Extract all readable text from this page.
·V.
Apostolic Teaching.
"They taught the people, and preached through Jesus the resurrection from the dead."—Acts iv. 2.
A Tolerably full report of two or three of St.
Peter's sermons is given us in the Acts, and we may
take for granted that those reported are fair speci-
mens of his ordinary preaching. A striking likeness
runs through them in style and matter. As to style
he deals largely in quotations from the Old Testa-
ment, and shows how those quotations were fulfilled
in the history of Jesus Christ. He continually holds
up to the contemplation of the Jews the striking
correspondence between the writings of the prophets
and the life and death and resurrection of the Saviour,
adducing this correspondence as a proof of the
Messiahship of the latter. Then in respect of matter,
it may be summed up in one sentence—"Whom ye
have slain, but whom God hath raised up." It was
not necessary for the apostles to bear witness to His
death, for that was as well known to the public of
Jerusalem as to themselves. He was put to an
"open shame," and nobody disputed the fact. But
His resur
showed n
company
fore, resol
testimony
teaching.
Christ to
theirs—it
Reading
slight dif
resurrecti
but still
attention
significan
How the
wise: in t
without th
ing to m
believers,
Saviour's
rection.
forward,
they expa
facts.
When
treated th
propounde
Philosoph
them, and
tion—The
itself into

########

* TASK OBJECTIVE: Tally up the lines holding the word "Saviour" in the data above, and answer with that figure only.

* RIGHT ANSWER: 2